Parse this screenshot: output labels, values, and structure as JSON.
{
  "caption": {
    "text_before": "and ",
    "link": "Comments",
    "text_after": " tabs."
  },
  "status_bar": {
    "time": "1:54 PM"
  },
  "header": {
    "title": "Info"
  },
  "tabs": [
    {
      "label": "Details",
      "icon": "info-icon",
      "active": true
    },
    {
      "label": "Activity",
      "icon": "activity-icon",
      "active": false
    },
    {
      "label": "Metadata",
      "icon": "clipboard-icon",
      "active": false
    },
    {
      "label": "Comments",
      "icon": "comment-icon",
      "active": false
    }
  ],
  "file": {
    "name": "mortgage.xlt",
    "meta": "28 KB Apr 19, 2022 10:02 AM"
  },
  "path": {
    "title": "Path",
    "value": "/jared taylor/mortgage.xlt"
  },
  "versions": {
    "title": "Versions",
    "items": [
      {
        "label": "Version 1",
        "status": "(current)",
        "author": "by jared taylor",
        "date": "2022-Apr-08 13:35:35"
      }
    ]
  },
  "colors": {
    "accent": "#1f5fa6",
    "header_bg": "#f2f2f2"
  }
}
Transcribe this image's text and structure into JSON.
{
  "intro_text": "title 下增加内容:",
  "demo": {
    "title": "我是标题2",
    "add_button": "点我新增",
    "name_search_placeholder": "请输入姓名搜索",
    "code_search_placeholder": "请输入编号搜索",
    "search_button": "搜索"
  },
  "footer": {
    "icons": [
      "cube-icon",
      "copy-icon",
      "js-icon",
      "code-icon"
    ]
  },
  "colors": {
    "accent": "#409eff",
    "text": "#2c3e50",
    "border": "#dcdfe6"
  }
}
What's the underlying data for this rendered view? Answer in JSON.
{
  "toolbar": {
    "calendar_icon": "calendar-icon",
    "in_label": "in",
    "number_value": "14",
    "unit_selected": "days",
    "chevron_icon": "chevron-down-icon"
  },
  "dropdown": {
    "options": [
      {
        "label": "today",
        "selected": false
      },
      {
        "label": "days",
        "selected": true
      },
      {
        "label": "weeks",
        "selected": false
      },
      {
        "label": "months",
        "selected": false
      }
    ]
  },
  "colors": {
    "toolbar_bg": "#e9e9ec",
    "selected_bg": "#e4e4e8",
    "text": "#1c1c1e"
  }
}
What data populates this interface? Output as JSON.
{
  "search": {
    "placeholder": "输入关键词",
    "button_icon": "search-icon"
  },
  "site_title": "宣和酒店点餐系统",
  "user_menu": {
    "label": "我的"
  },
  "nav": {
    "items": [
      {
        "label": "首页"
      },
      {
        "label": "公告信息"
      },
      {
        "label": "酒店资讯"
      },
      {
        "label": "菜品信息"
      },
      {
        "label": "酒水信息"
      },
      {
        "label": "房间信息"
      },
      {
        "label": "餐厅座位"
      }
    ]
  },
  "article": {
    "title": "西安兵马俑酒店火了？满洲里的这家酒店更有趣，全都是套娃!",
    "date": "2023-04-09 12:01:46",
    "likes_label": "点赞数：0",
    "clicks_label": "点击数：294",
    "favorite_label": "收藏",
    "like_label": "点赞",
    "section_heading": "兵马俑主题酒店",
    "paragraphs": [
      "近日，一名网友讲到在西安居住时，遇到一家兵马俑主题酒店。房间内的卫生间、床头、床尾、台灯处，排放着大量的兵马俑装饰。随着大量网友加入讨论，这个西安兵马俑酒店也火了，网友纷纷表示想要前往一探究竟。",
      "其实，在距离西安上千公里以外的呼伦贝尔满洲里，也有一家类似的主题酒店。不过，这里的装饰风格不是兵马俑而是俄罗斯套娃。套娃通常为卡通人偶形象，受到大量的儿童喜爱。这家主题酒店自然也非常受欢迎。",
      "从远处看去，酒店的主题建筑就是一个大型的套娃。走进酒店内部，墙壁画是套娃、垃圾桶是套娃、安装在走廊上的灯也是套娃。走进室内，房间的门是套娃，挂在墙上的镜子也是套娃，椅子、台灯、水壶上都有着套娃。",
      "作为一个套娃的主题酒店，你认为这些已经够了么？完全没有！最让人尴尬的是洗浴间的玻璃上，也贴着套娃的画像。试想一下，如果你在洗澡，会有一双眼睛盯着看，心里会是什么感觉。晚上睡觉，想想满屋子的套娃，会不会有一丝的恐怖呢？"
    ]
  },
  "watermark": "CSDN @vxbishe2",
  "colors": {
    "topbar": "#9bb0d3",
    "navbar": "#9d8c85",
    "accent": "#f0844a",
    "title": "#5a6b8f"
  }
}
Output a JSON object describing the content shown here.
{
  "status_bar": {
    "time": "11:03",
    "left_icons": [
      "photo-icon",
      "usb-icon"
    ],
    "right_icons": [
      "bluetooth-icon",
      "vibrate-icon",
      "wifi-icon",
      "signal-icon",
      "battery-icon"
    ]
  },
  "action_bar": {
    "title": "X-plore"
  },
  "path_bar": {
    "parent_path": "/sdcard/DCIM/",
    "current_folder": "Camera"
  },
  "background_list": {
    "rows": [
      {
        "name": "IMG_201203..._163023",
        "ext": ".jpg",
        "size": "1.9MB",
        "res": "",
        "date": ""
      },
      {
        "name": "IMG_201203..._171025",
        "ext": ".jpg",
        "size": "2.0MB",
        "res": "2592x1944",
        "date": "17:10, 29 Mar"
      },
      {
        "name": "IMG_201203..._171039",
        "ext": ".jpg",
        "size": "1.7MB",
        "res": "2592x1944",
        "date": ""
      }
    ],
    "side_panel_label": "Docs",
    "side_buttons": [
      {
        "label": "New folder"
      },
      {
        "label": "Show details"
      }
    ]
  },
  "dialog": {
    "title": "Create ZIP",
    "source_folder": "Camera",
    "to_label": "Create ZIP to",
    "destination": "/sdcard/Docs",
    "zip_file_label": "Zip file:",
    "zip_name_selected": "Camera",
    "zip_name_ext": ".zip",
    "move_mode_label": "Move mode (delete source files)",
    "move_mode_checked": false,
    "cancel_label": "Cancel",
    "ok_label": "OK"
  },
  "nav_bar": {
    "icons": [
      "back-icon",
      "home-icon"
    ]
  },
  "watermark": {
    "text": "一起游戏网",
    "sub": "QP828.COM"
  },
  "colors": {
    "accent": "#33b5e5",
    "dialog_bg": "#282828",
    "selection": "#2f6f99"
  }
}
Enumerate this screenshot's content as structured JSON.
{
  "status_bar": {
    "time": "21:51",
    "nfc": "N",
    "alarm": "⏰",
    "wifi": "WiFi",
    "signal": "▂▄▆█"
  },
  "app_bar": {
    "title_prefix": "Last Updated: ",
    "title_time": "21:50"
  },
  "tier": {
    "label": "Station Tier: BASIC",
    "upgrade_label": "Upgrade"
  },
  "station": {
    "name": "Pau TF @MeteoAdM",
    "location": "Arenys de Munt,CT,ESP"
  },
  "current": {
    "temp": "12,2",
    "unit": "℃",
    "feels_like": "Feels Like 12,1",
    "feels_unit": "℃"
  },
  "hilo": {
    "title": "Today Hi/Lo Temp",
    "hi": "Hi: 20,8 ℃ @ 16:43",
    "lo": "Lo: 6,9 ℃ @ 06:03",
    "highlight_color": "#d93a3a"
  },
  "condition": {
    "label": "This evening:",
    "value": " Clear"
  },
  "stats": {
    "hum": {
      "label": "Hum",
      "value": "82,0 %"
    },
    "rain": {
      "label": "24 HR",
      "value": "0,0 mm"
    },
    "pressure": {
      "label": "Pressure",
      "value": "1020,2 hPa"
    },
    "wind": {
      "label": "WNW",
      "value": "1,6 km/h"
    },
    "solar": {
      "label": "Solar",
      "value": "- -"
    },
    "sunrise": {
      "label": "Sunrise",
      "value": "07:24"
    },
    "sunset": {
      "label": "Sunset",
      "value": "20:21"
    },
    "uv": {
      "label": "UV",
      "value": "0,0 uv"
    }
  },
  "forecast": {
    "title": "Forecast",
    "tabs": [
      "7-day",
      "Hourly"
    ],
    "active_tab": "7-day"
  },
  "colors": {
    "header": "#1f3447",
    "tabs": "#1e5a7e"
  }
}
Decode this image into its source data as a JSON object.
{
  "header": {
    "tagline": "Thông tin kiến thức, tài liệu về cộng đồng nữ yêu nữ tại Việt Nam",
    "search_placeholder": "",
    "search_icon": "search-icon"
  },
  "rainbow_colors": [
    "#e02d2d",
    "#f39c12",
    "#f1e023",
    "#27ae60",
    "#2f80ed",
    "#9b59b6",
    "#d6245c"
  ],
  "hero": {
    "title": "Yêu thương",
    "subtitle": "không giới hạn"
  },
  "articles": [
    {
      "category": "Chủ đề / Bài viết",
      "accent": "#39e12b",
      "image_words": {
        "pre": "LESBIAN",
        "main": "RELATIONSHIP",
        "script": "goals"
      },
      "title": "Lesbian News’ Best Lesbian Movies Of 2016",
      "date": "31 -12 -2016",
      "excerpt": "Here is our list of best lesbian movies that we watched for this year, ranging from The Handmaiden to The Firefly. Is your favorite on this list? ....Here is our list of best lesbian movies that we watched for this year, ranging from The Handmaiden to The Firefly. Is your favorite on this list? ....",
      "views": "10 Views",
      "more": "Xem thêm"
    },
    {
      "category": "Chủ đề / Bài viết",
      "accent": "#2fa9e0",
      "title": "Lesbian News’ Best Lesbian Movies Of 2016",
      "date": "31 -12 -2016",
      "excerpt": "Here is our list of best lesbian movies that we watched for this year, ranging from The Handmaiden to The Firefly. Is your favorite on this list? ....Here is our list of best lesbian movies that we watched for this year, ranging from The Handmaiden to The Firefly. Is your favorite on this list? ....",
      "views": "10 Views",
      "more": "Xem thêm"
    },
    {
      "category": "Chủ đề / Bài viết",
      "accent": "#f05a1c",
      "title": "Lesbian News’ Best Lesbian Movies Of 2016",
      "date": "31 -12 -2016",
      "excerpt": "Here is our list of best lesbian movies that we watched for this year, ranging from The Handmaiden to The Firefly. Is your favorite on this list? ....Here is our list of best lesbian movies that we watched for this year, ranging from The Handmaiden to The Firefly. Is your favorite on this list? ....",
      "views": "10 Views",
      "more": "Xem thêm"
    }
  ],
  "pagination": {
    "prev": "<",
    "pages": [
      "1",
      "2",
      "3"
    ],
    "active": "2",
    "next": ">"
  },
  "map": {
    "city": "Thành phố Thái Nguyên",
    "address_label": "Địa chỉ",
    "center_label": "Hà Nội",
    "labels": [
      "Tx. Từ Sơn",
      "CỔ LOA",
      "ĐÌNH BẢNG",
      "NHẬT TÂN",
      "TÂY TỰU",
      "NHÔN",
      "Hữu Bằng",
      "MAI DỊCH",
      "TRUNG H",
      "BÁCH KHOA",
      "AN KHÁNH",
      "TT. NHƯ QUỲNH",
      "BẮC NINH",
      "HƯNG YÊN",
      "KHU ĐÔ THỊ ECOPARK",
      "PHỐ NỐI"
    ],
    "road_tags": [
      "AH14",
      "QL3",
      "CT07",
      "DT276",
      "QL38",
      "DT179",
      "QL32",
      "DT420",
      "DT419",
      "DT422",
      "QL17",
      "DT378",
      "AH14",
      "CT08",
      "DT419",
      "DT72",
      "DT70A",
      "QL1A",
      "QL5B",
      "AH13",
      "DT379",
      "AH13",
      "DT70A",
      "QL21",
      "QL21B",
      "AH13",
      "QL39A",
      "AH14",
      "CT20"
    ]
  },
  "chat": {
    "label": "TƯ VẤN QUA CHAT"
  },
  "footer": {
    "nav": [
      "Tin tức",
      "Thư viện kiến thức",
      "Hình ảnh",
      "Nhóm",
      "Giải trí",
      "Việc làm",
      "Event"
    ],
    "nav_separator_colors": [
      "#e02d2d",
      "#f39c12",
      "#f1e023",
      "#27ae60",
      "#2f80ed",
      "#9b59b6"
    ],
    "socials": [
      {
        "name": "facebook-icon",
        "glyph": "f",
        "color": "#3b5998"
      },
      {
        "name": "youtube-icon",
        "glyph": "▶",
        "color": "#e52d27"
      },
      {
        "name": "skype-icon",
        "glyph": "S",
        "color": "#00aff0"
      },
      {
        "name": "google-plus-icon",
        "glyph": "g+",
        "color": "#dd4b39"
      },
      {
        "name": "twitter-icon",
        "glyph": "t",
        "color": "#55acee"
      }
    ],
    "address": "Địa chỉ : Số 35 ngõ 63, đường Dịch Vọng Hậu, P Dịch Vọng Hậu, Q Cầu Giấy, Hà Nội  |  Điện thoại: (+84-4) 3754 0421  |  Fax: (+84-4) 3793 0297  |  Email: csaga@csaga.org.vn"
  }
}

**Your instructions:**
Look through the lines above and collect those with the word "object".

**Response:**
Output a JSON object describing the content shown here.
Decode this image into its source data as a JSON object.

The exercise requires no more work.